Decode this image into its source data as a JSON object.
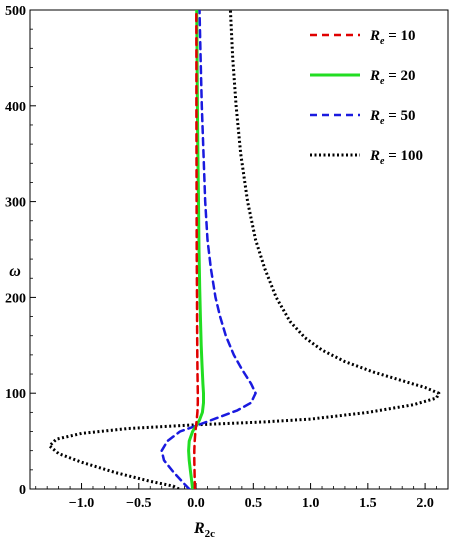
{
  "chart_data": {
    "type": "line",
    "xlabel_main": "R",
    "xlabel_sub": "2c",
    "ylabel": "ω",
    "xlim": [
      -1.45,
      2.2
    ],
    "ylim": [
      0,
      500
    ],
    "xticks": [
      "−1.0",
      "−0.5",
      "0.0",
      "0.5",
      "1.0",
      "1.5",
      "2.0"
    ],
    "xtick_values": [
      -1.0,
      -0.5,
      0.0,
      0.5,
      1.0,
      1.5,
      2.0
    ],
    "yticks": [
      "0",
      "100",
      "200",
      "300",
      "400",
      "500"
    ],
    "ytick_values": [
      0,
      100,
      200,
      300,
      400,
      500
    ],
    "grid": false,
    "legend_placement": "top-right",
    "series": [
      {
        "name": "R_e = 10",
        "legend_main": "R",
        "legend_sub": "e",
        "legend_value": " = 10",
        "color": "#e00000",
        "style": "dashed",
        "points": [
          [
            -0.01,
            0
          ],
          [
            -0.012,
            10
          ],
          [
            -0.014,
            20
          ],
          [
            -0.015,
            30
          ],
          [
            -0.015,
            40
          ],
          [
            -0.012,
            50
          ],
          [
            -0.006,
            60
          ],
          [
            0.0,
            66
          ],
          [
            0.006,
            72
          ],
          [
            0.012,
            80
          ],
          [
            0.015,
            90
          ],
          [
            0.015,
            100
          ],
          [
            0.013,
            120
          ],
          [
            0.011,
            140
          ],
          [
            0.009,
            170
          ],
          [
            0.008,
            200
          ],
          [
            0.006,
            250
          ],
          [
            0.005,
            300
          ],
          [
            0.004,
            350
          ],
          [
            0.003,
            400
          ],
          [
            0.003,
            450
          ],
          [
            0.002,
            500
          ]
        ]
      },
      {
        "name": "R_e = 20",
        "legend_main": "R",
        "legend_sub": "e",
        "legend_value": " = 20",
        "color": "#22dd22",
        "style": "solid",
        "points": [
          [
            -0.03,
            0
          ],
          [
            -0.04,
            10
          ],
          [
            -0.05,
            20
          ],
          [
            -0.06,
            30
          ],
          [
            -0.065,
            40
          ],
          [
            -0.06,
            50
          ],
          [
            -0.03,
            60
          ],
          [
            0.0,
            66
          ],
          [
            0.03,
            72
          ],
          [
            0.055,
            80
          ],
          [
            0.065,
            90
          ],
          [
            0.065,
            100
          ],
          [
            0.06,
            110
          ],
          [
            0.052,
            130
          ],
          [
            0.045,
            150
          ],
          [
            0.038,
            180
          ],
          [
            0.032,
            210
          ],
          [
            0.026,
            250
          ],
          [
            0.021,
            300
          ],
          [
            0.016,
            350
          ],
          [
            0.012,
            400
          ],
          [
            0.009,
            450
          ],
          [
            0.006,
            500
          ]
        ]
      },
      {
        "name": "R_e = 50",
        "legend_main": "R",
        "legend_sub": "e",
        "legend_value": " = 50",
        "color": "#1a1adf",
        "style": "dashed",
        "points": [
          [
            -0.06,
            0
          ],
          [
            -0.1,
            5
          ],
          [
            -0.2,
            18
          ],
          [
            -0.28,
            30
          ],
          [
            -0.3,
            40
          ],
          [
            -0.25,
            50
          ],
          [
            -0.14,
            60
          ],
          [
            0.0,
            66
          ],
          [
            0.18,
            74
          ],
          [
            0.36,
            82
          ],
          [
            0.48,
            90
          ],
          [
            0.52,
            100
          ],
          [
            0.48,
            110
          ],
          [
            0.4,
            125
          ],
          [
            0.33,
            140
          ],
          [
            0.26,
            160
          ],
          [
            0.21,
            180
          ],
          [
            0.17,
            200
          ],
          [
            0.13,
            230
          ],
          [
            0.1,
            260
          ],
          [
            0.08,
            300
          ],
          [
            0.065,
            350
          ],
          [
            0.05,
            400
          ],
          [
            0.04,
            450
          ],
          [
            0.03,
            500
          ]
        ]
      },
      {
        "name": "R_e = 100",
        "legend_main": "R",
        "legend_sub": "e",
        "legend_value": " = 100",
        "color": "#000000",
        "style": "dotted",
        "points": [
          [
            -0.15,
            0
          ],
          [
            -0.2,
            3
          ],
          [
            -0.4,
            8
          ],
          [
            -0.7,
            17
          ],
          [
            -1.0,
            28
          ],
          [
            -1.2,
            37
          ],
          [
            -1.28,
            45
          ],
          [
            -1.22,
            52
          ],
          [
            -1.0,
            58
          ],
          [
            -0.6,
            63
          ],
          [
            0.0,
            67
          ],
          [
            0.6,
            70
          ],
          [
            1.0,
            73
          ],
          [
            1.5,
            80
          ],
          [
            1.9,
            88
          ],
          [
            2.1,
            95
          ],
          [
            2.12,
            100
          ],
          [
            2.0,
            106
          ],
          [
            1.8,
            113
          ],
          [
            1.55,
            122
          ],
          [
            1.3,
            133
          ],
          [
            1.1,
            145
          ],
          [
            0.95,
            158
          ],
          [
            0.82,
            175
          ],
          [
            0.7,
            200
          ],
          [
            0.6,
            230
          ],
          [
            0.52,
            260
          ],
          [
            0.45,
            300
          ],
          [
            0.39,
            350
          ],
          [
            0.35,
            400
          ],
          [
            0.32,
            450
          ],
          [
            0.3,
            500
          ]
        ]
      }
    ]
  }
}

- [EXERCISE DIRECTIONS]
Reproduce every line of the listing above in which the string "style" appears.

- [FULL RESPONSE]
        "style": "dashed",
        "style": "solid",
        "style": "dashed",
        "style": "dotted",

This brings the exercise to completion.